| Problem requirements |
Send back the entries below exactly as they appear.

________________

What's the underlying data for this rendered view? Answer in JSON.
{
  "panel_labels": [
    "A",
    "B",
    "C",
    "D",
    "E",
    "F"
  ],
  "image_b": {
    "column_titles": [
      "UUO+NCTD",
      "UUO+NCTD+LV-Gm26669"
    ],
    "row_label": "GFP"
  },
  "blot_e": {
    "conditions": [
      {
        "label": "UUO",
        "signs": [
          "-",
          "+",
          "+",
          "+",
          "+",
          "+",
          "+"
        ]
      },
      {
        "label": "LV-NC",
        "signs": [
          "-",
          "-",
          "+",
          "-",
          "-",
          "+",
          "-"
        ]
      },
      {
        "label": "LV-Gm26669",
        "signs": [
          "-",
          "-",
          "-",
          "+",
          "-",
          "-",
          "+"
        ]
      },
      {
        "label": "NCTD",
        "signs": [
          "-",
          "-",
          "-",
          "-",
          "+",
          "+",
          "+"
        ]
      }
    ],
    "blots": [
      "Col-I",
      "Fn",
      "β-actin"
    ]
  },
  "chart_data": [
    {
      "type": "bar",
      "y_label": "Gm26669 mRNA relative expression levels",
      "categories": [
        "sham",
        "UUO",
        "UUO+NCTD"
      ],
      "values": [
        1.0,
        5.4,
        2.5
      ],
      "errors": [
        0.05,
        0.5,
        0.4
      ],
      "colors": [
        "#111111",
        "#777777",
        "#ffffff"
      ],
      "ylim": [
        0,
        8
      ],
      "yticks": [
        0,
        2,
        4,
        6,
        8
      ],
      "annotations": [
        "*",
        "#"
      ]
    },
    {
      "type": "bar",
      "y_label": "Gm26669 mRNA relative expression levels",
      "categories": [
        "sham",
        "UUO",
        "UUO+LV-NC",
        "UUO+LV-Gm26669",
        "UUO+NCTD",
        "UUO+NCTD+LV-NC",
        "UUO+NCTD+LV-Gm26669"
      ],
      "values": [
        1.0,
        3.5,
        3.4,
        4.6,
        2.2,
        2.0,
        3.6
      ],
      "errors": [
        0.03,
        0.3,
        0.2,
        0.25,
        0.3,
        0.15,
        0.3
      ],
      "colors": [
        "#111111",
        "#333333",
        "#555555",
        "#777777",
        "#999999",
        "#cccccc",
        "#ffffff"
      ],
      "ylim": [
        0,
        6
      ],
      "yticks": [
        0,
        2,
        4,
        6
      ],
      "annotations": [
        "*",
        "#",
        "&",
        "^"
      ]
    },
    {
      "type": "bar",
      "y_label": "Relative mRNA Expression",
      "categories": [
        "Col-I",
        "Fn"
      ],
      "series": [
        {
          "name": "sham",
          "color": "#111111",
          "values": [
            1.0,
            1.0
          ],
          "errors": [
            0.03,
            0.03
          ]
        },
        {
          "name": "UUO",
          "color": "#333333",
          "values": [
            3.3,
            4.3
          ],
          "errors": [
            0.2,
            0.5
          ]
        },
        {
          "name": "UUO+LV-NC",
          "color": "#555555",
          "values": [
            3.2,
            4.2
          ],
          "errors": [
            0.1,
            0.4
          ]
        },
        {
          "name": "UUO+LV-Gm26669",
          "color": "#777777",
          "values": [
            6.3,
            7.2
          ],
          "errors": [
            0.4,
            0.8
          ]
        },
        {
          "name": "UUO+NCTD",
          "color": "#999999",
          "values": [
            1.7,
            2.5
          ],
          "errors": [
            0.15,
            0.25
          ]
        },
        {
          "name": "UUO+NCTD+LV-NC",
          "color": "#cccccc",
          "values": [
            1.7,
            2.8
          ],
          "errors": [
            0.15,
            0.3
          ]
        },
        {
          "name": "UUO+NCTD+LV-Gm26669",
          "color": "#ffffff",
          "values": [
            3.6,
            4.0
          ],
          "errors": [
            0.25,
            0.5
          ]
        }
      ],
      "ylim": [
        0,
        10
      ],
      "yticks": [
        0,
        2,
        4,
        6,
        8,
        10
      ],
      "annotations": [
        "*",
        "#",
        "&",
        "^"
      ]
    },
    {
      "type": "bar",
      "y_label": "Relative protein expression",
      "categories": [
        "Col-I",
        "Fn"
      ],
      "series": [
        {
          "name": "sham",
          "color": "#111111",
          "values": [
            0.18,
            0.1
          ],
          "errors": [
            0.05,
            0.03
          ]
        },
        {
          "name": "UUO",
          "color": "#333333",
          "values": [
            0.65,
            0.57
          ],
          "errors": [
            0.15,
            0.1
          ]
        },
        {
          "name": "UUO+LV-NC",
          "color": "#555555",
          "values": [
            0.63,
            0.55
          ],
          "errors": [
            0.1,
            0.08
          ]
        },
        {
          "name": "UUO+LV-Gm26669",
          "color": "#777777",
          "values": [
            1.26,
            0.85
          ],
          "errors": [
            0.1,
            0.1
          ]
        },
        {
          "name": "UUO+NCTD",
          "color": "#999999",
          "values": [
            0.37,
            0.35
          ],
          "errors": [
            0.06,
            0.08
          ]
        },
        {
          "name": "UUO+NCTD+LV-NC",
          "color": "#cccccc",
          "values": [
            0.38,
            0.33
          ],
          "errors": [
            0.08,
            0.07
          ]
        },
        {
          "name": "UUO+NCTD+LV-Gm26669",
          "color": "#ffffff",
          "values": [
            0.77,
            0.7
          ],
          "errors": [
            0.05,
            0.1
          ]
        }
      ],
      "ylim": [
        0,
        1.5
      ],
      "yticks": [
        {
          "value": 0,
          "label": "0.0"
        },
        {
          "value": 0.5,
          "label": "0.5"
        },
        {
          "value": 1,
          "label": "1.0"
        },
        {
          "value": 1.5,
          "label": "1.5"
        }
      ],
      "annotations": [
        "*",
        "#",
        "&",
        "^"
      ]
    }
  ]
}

________________

| Expected output |
What's the underlying data for this rendered view? Answer in JSON.
{
  "panel_labels": [
    "A",
    "B",
    "C",
    "D",
    "E",
    "F"
  ],
  "image_b": {
    "column_titles": [
      "UUO+NCTD",
      "UUO+NCTD+LV-Gm26669"
    ],
    "row_label": "GFP"
  },
  "blot_e": {
    "conditions": [
      {
        "label": "UUO",
        "signs": [
          "-",
          "+",
          "+",
          "+",
          "+",
          "+",
          "+"
        ]
      },
      {
        "label": "LV-NC",
        "signs": [
          "-",
          "-",
          "+",
          "-",
          "-",
          "+",
          "-"
        ]
      },
      {
        "label": "LV-Gm26669",
        "signs": [
          "-",
          "-",
          "-",
          "+",
          "-",
          "-",
          "+"
        ]
      },
      {
        "label": "NCTD",
        "signs": [
          "-",
          "-",
          "-",
          "-",
          "+",
          "+",
          "+"
        ]
      }
    ],
    "blots": [
      "Col-I",
      "Fn",
      "β-actin"
    ]
  },
  "chart_data": [
    {
      "type": "bar",
      "y_label": "Gm26669 mRNA relative expression levels",
      "categories": [
        "sham",
        "UUO",
        "UUO+NCTD"
      ],
      "values": [
        1.0,
        5.4,
        2.5
      ],
      "errors": [
        0.05,
        0.5,
        0.4
      ],
      "colors": [
        "#111111",
        "#777777",
        "#ffffff"
      ],
      "ylim": [
        0,
        8
      ],
      "yticks": [
        0,
        2,
        4,
        6,
        8
      ],
      "annotations": [
        "*",
        "#"
      ]
    },
    {
      "type": "bar",
      "y_label": "Gm26669 mRNA relative expression levels",
      "categories": [
        "sham",
        "UUO",
        "UUO+LV-NC",
        "UUO+LV-Gm26669",
        "UUO+NCTD",
        "UUO+NCTD+LV-NC",
        "UUO+NCTD+LV-Gm26669"
      ],
      "values": [
        1.0,
        3.5,
        3.4,
        4.6,
        2.2,
        2.0,
        3.6
      ],
      "errors": [
        0.03,
        0.3,
        0.2,
        0.25,
        0.3,
        0.15,
        0.3
      ],
      "colors": [
        "#111111",
        "#333333",
        "#555555",
        "#777777",
        "#999999",
        "#cccccc",
        "#ffffff"
      ],
      "ylim": [
        0,
        6
      ],
      "yticks": [
        0,
        2,
        4,
        6
      ],
      "annotations": [
        "*",
        "#",
        "&",
        "^"
      ]
    },
    {
      "type": "bar",
      "y_label": "Relative mRNA Expression",
      "categories": [
        "Col-I",
        "Fn"
      ],
      "series": [
        {
          "name": "sham",
          "color": "#111111",
          "values": [
            1.0,
            1.0
          ],
          "errors": [
            0.03,
            0.03
          ]
        },
        {
          "name": "UUO",
          "color": "#333333",
          "values": [
            3.3,
            4.3
          ],
          "errors": [
            0.2,
            0.5
          ]
        },
        {
          "name": "UUO+LV-NC",
          "color": "#555555",
          "values": [
            3.2,
            4.2
          ],
          "errors": [
            0.1,
            0.4
          ]
        },
        {
          "name": "UUO+LV-Gm26669",
          "color": "#777777",
          "values": [
            6.3,
            7.2
          ],
          "errors": [
            0.4,
            0.8
          ]
        },
        {
          "name": "UUO+NCTD",
          "color": "#999999",
          "values": [
            1.7,
            2.5
          ],
          "errors": [
            0.15,
            0.25
          ]
        },
        {
          "name": "UUO+NCTD+LV-NC",
          "color": "#cccccc",
          "values": [
            1.7,
            2.8
          ],
          "errors": [
            0.15,
            0.3
          ]
        },
        {
          "name": "UUO+NCTD+LV-Gm26669",
          "color": "#ffffff",
          "values": [
            3.6,
            4.0
          ],
          "errors": [
            0.25,
            0.5
          ]
        }
      ],
      "ylim": [
        0,
        10
      ],
      "yticks": [
        0,
        2,
        4,
        6,
        8,
        10
      ],
      "annotations": [
        "*",
        "#",
        "&",
        "^"
      ]
    },
    {
      "type": "bar",
      "y_label": "Relative protein expression",
      "categories": [
        "Col-I",
        "Fn"
      ],
      "series": [
        {
          "name": "sham",
          "color": "#111111",
          "values": [
            0.18,
            0.1
          ],
          "errors": [
            0.05,
            0.03
          ]
        },
        {
          "name": "UUO",
          "color": "#333333",
          "values": [
            0.65,
            0.57
          ],
          "errors": [
            0.15,
            0.1
          ]
        },
        {
          "name": "UUO+LV-NC",
          "color": "#555555",
          "values": [
            0.63,
            0.55
          ],
          "errors": [
            0.1,
            0.08
          ]
        },
        {
          "name": "UUO+LV-Gm26669",
          "color": "#777777",
          "values": [
            1.26,
            0.85
          ],
          "errors": [
            0.1,
            0.1
          ]
        },
        {
          "name": "UUO+NCTD",
          "color": "#999999",
          "values": [
            0.37,
            0.35
          ],
          "errors": [
            0.06,
            0.08
          ]
        },
        {
          "name": "UUO+NCTD+LV-NC",
          "color": "#cccccc",
          "values": [
            0.38,
            0.33
          ],
          "errors": [
            0.08,
            0.07
          ]
        },
        {
          "name": "UUO+NCTD+LV-Gm26669",
          "color": "#ffffff",
          "values": [
            0.77,
            0.7
          ],
          "errors": [
            0.05,
            0.1
          ]
        }
      ],
      "ylim": [
        0,
        1.5
      ],
      "yticks": [
        {
          "value": 0,
          "label": "0.0"
        },
        {
          "value": 0.5,
          "label": "0.5"
        },
        {
          "value": 1,
          "label": "1.0"
        },
        {
          "value": 1.5,
          "label": "1.5"
        }
      ],
      "annotations": [
        "*",
        "#",
        "&",
        "^"
      ]
    }
  ]
}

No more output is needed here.